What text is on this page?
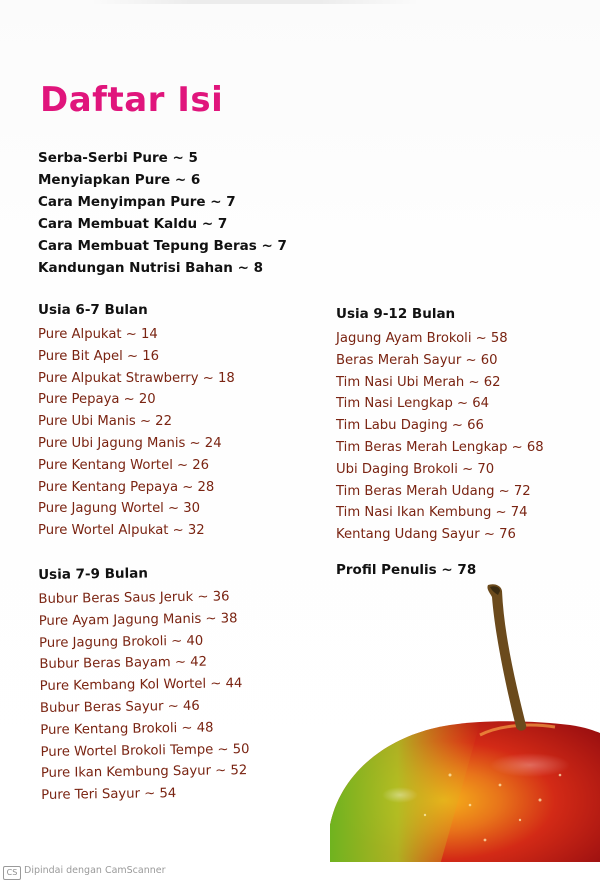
Daftar Isi
Serba-Serbi Pure ~ 5
Menyiapkan Pure ~ 6
Cara Menyimpan Pure ~ 7
Cara Membuat Kaldu ~ 7
Cara Membuat Tepung Beras ~ 7
Kandungan Nutrisi Bahan ~ 8
Usia 6-7 Bulan
Pure Alpukat ~ 14
Pure Bit Apel ~ 16
Pure Alpukat Strawberry ~ 18
Pure Pepaya ~ 20
Pure Ubi Manis ~ 22
Pure Ubi Jagung Manis ~ 24
Pure Kentang Wortel ~ 26
Pure Kentang Pepaya ~ 28
Pure Jagung Wortel ~ 30
Pure Wortel Alpukat ~ 32
Usia 7-9 Bulan
Bubur Beras Saus Jeruk ~ 36
Pure Ayam Jagung Manis ~ 38
Pure Jagung Brokoli ~ 40
Bubur Beras Bayam ~ 42
Pure Kembang Kol Wortel ~ 44
Bubur Beras Sayur ~ 46
Pure Kentang Brokoli ~ 48
Pure Wortel Brokoli Tempe ~ 50
Pure Ikan Kembung Sayur ~ 52
Pure Teri Sayur ~ 54
Usia 9-12 Bulan
Jagung Ayam Brokoli ~ 58
Beras Merah Sayur ~ 60
Tim Nasi Ubi Merah ~ 62
Tim Nasi Lengkap ~ 64
Tim Labu Daging ~ 66
Tim Beras Merah Lengkap ~ 68
Ubi Daging Brokoli ~ 70
Tim Beras Merah Udang ~ 72
Tim Nasi Ikan Kembung ~ 74
Kentang Udang Sayur ~ 76

Profil Penulis ~ 78

CS Dipindai dengan CamScanner
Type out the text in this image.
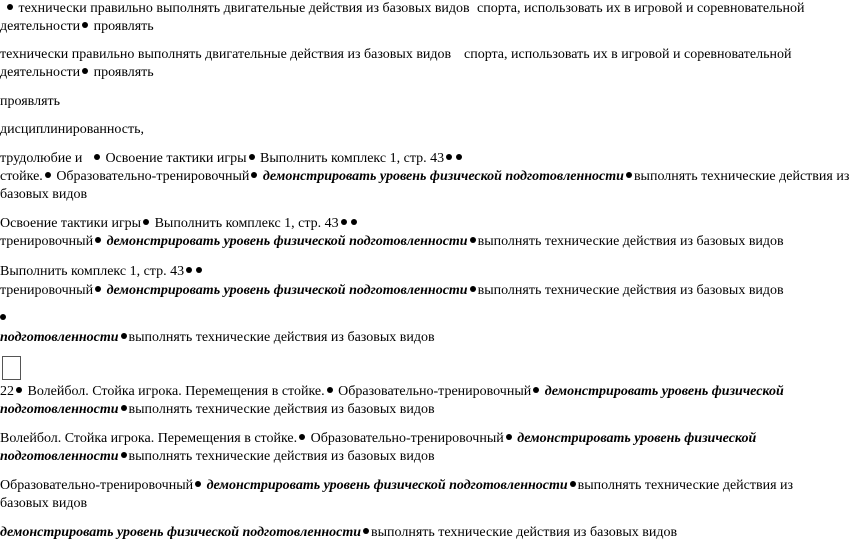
технически правильно выполнять двигательные действия из базовых видов спорта, использовать их в игровой и соревновательной
деятельности проявлять
технически правильно выполнять двигательные действия из базовых видов спорта, использовать их в игровой и соревновательной
деятельности проявлять
проявлять
дисциплинированность,
трудолюбие и Освоение тактики игры Выполнить комплекс 1, стр. 43
стойке. Образовательно-тренировочный демонстрировать уровень физической подготовленности выполнять технические действия из
базовых видов
Освоение тактики игры Выполнить комплекс 1, стр. 43
тренировочный демонстрировать уровень физической подготовленности выполнять технические действия из базовых видов
Выполнить комплекс 1, стр. 43
тренировочный демонстрировать уровень физической подготовленности выполнять технические действия из базовых видов
подготовленности выполнять технические действия из базовых видов
22 Волейбол. Стойка игрока. Перемещения в стойке. Образовательно-тренировочный демонстрировать уровень физической
подготовленности выполнять технические действия из базовых видов
Волейбол. Стойка игрока. Перемещения в стойке. Образовательно-тренировочный демонстрировать уровень физической
подготовленности выполнять технические действия из базовых видов
Образовательно-тренировочный демонстрировать уровень физической подготовленности выполнять технические действия из
базовых видов
демонстрировать уровень физической подготовленности выполнять технические действия из базовых видов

◇ ◇ ◇ ◇

BRIEF:
Restate each entry word for word, please, but drop any images it holds.

SOLUTION TO THE EXERCISE:
What text is on this page?
Daftar Isi
Serba-Serbi Pure ~ 5
Menyiapkan Pure ~ 6
Cara Menyimpan Pure ~ 7
Cara Membuat Kaldu ~ 7
Cara Membuat Tepung Beras ~ 7
Kandungan Nutrisi Bahan ~ 8
Usia 6-7 Bulan
Pure Alpukat ~ 14
Pure Bit Apel ~ 16
Pure Alpukat Strawberry ~ 18
Pure Pepaya ~ 20
Pure Ubi Manis ~ 22
Pure Ubi Jagung Manis ~ 24
Pure Kentang Wortel ~ 26
Pure Kentang Pepaya ~ 28
Pure Jagung Wortel ~ 30
Pure Wortel Alpukat ~ 32
Usia 7-9 Bulan
Bubur Beras Saus Jeruk ~ 36
Pure Ayam Jagung Manis ~ 38
Pure Jagung Brokoli ~ 40
Bubur Beras Bayam ~ 42
Pure Kembang Kol Wortel ~ 44
Bubur Beras Sayur ~ 46
Pure Kentang Brokoli ~ 48
Pure Wortel Brokoli Tempe ~ 50
Pure Ikan Kembung Sayur ~ 52
Pure Teri Sayur ~ 54
Usia 9-12 Bulan
Jagung Ayam Brokoli ~ 58
Beras Merah Sayur ~ 60
Tim Nasi Ubi Merah ~ 62
Tim Nasi Lengkap ~ 64
Tim Labu Daging ~ 66
Tim Beras Merah Lengkap ~ 68
Ubi Daging Brokoli ~ 70
Tim Beras Merah Udang ~ 72
Tim Nasi Ikan Kembung ~ 74
Kentang Udang Sayur ~ 76

Profil Penulis ~ 78

CS Dipindai dengan CamScanner
Type out the text in this image.
технически правильно выполнять двигательные действия из базовых видов спорта, использовать их в игровой и соревновательной
деятельности проявлять
технически правильно выполнять двигательные действия из базовых видов спорта, использовать их в игровой и соревновательной
деятельности проявлять
проявлять
дисциплинированность,
трудолюбие и Освоение тактики игры Выполнить комплекс 1, стр. 43
стойке. Образовательно-тренировочный демонстрировать уровень физической подготовленности выполнять технические действия из
базовых видов
Освоение тактики игры Выполнить комплекс 1, стр. 43
тренировочный демонстрировать уровень физической подготовленности выполнять технические действия из базовых видов
Выполнить комплекс 1, стр. 43
тренировочный демонстрировать уровень физической подготовленности выполнять технические действия из базовых видов
подготовленности выполнять технические действия из базовых видов
22 Волейбол. Стойка игрока. Перемещения в стойке. Образовательно-тренировочный демонстрировать уровень физической
подготовленности выполнять технические действия из базовых видов
Волейбол. Стойка игрока. Перемещения в стойке. Образовательно-тренировочный демонстрировать уровень физической
подготовленности выполнять технические действия из базовых видов
Образовательно-тренировочный демонстрировать уровень физической подготовленности выполнять технические действия из
базовых видов
демонстрировать уровень физической подготовленности выполнять технические действия из базовых видов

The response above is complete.